>> Start INFORMATION GIVEN

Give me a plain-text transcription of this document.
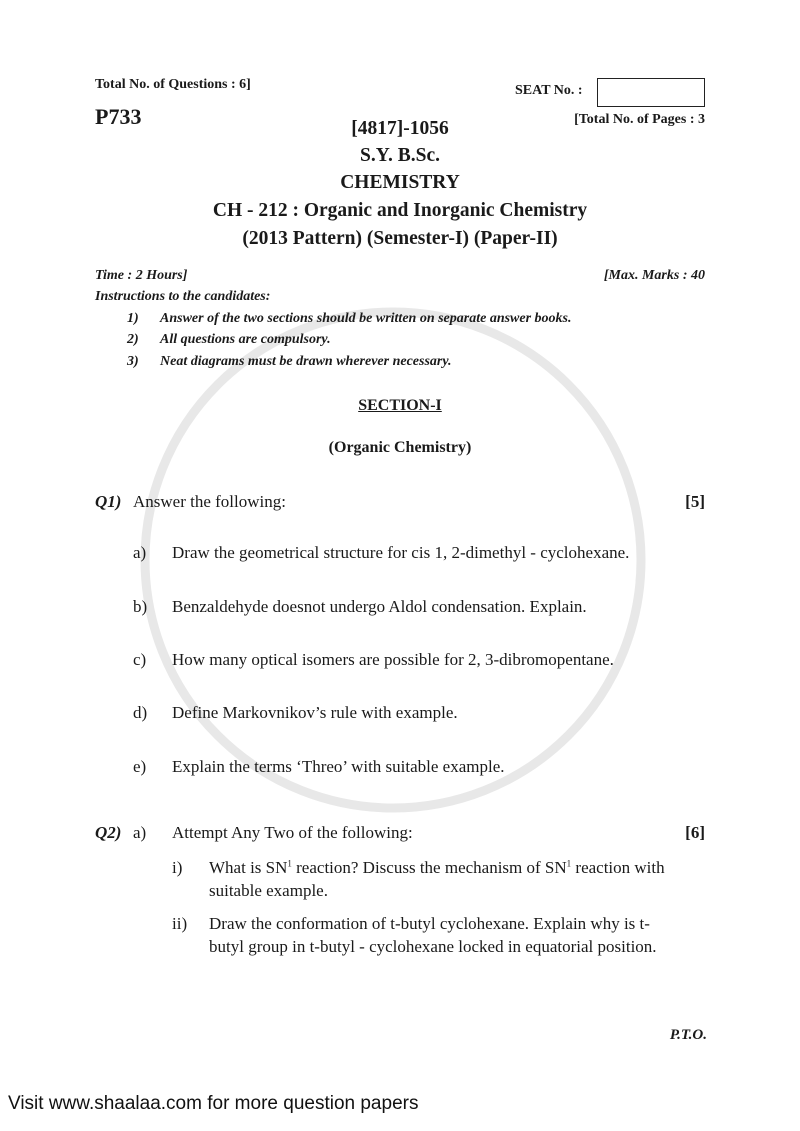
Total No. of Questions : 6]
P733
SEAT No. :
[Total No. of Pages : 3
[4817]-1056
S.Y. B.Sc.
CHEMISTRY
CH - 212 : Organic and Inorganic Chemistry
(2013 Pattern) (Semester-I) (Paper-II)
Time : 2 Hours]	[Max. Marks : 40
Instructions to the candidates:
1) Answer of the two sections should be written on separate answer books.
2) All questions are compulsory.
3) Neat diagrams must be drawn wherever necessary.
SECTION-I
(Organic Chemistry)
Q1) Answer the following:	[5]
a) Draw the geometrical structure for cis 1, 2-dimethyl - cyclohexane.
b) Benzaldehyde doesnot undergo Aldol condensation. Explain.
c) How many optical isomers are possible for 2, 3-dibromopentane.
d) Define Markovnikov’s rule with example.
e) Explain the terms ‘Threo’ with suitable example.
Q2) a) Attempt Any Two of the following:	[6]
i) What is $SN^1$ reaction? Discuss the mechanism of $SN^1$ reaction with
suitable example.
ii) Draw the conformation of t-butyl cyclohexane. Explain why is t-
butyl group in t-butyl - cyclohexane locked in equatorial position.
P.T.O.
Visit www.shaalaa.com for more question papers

>> End INFORMATION GIVEN
>> Start INFORMATION GIVEN

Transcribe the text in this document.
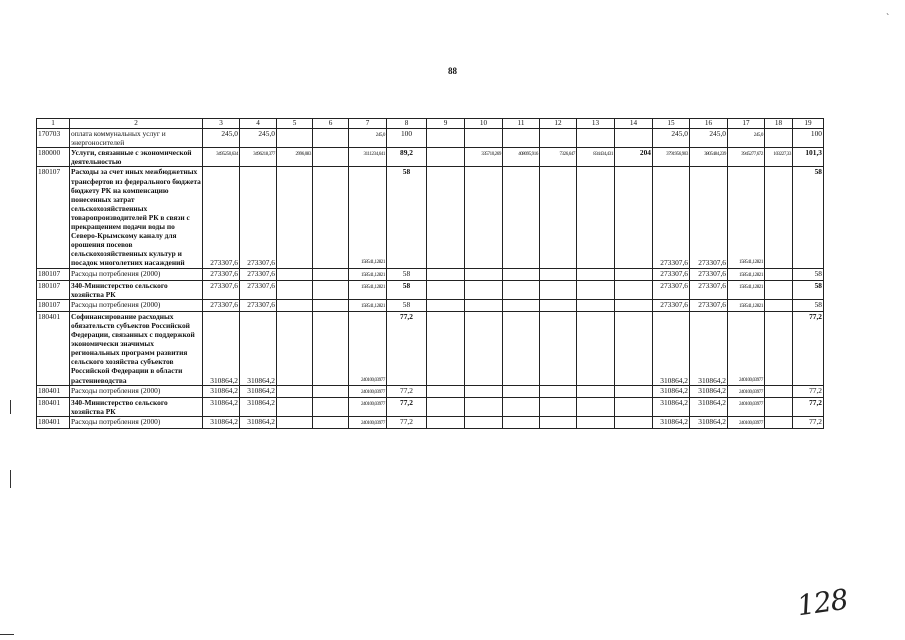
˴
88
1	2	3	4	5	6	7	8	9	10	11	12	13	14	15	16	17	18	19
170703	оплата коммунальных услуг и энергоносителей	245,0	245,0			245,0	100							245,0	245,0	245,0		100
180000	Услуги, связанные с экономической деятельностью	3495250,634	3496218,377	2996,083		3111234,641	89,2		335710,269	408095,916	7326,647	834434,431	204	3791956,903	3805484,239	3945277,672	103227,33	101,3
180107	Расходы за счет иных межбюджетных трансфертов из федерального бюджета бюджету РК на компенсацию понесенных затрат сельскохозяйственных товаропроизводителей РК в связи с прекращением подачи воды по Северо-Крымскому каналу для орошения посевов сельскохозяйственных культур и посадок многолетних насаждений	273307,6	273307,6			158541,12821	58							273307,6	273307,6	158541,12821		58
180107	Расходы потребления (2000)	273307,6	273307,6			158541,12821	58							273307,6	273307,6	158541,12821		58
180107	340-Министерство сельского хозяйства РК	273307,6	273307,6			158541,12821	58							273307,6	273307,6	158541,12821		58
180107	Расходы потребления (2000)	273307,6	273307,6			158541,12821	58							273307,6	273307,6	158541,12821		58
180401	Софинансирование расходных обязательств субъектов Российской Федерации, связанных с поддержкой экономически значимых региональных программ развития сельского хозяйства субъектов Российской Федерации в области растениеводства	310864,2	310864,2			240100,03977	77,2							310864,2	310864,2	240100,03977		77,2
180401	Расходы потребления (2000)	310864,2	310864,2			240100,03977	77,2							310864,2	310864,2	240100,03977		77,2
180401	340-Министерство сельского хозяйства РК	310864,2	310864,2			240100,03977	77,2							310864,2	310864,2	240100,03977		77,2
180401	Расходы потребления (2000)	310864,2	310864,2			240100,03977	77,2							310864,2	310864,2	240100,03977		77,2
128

>> End INFORMATION GIVEN
>> Start INFORMATION GIVEN

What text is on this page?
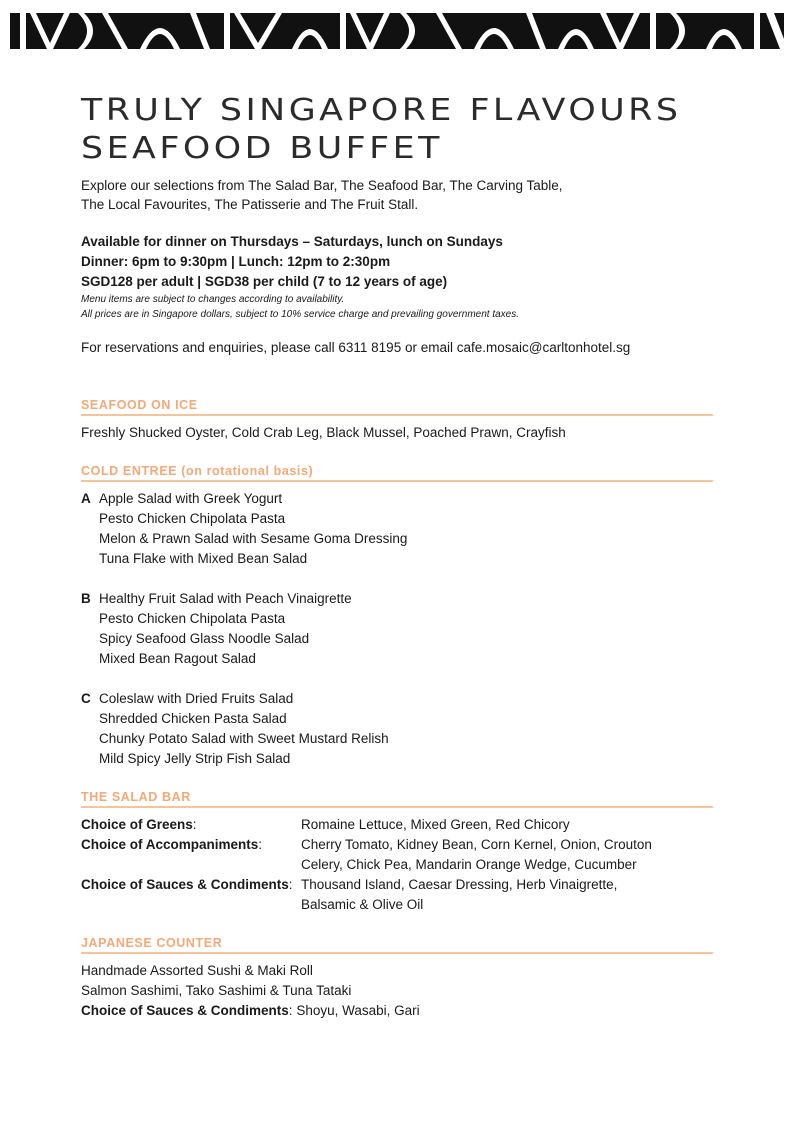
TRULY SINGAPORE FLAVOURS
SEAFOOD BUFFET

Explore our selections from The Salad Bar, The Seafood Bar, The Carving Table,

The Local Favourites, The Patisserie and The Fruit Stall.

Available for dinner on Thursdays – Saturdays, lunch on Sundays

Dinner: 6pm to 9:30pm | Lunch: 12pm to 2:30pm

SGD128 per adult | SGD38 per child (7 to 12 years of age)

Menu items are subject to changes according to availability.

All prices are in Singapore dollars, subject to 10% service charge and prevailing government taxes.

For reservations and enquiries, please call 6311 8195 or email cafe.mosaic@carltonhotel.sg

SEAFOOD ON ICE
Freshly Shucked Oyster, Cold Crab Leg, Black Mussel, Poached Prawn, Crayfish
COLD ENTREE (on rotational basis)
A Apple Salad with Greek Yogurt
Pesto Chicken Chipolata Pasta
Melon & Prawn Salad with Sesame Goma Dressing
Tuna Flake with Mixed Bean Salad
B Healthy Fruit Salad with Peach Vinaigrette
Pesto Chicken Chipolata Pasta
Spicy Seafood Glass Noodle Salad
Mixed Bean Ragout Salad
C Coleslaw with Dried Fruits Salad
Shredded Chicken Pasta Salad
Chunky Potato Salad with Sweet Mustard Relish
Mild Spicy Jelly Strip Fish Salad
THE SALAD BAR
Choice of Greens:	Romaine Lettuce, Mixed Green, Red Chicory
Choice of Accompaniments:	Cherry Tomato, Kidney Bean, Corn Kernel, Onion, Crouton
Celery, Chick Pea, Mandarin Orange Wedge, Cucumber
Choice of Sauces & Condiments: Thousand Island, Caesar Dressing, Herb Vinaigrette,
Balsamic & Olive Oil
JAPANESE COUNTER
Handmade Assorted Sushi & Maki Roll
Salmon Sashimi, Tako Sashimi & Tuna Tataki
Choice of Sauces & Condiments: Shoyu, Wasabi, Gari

>> End INFORMATION GIVEN

## [GIVEN REQUEST]
Pull out every line of the entries that includes the word "suitable".

## [EXERCISE ANSWER]
e) Explain the terms ‘Threo’ with suitable example.
suitable example.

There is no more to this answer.